◆ GIVEN REQUEST:
Select from the data all lines with the word "written".
___ MATERIAL SUPPLIED ___
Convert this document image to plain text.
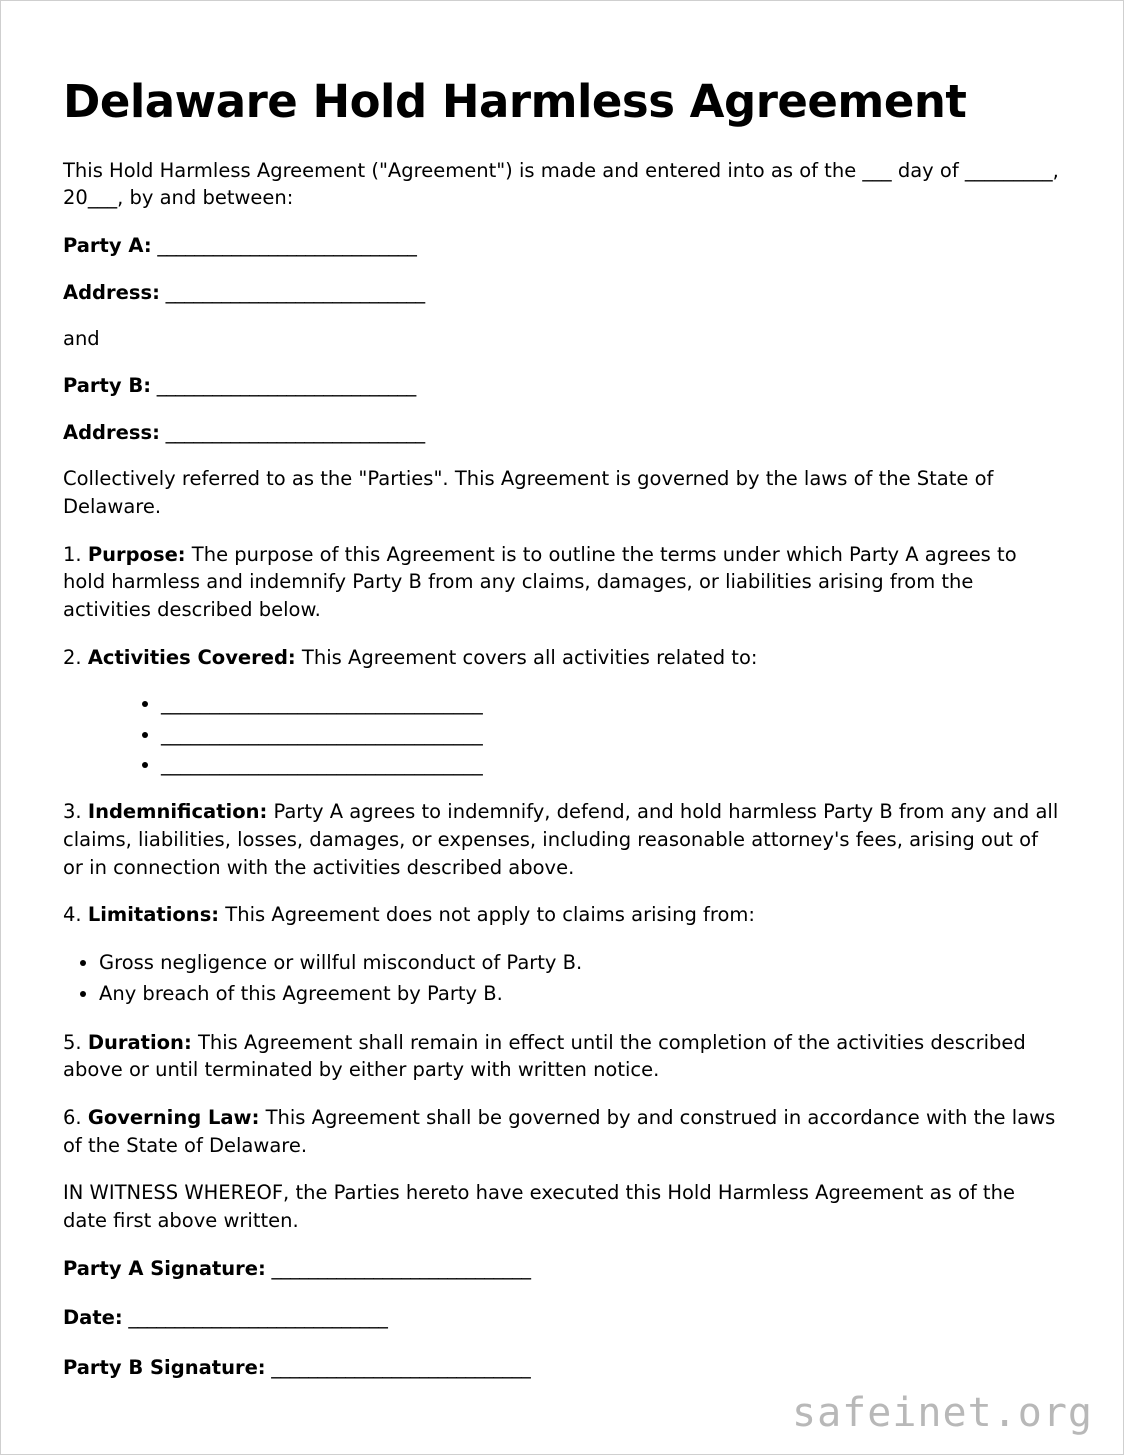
Delaware Hold Harmless Agreement

This Hold Harmless Agreement ("Agreement") is made and entered into as of the ___ day of _________, 20___, by and between:

Party A: ____________________________

Address: ____________________________

and

Party B: ____________________________

Address: ____________________________

Collectively referred to as the "Parties". This Agreement is governed by the laws of the State of Delaware.

1. Purpose: The purpose of this Agreement is to outline the terms under which Party A agrees to hold harmless and indemnify Party B from any claims, damages, or liabilities arising from the activities described below.

2. Activities Covered: This Agreement covers all activities related to:

• _________________________________
• _________________________________
• _________________________________

3. Indemnification: Party A agrees to indemnify, defend, and hold harmless Party B from any and all claims, liabilities, losses, damages, or expenses, including reasonable attorney's fees, arising out of or in connection with the activities described above.

4. Limitations: This Agreement does not apply to claims arising from:

• Gross negligence or willful misconduct of Party B.
• Any breach of this Agreement by Party B.

5. Duration: This Agreement shall remain in effect until the completion of the activities described above or until terminated by either party with written notice.

6. Governing Law: This Agreement shall be governed by and construed in accordance with the laws of the State of Delaware.

IN WITNESS WHEREOF, the Parties hereto have executed this Hold Harmless Agreement as of the date first above written.

Party A Signature: ____________________________

Date: ____________________________

Party B Signature: ____________________________

safeinet.org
___
◆ WORKED SOLUTION:
5. Duration: This Agreement shall remain in effect until the completion of the activities described above or until terminated by either party with written notice.
IN WITNESS WHEREOF, the Parties hereto have executed this Hold Harmless Agreement as of the date first above written.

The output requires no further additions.